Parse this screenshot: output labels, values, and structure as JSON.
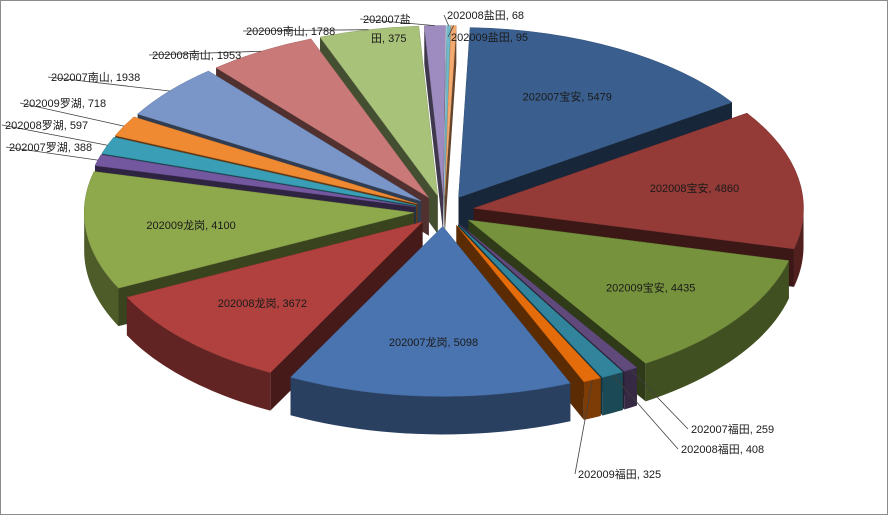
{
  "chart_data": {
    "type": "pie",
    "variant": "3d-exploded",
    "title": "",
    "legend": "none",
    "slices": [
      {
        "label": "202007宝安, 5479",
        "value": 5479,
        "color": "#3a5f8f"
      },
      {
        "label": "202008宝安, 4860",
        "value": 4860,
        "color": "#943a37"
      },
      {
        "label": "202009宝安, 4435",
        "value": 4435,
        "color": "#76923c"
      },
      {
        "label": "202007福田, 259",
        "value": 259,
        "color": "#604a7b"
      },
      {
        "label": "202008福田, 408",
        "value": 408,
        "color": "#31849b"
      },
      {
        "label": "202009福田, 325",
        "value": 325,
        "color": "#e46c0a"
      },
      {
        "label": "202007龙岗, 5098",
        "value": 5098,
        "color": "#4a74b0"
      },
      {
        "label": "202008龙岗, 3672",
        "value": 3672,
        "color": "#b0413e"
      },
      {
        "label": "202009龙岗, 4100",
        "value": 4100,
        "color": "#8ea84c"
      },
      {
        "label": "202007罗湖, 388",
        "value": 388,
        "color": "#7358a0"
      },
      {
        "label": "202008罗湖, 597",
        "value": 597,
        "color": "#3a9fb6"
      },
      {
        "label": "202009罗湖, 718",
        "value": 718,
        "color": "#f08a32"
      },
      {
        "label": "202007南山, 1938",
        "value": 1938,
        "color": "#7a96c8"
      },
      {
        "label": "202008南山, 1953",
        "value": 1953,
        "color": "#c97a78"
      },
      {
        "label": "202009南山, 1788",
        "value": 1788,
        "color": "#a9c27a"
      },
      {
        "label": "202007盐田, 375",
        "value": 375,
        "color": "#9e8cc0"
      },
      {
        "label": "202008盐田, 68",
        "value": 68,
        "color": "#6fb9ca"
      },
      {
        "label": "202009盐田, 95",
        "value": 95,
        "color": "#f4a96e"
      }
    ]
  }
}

◇ ◇ ◇ ◇ ◇

Pictures in the records above are not copied; print everything else exactly.

-- Correct response --
Parse this screenshot: output labels, values, and structure as JSON.
{
  "chart_data": {
    "type": "pie",
    "variant": "3d-exploded",
    "title": "",
    "legend": "none",
    "slices": [
      {
        "label": "202007宝安, 5479",
        "value": 5479,
        "color": "#3a5f8f"
      },
      {
        "label": "202008宝安, 4860",
        "value": 4860,
        "color": "#943a37"
      },
      {
        "label": "202009宝安, 4435",
        "value": 4435,
        "color": "#76923c"
      },
      {
        "label": "202007福田, 259",
        "value": 259,
        "color": "#604a7b"
      },
      {
        "label": "202008福田, 408",
        "value": 408,
        "color": "#31849b"
      },
      {
        "label": "202009福田, 325",
        "value": 325,
        "color": "#e46c0a"
      },
      {
        "label": "202007龙岗, 5098",
        "value": 5098,
        "color": "#4a74b0"
      },
      {
        "label": "202008龙岗, 3672",
        "value": 3672,
        "color": "#b0413e"
      },
      {
        "label": "202009龙岗, 4100",
        "value": 4100,
        "color": "#8ea84c"
      },
      {
        "label": "202007罗湖, 388",
        "value": 388,
        "color": "#7358a0"
      },
      {
        "label": "202008罗湖, 597",
        "value": 597,
        "color": "#3a9fb6"
      },
      {
        "label": "202009罗湖, 718",
        "value": 718,
        "color": "#f08a32"
      },
      {
        "label": "202007南山, 1938",
        "value": 1938,
        "color": "#7a96c8"
      },
      {
        "label": "202008南山, 1953",
        "value": 1953,
        "color": "#c97a78"
      },
      {
        "label": "202009南山, 1788",
        "value": 1788,
        "color": "#a9c27a"
      },
      {
        "label": "202007盐田, 375",
        "value": 375,
        "color": "#9e8cc0"
      },
      {
        "label": "202008盐田, 68",
        "value": 68,
        "color": "#6fb9ca"
      },
      {
        "label": "202009盐田, 95",
        "value": 95,
        "color": "#f4a96e"
      }
    ]
  }
}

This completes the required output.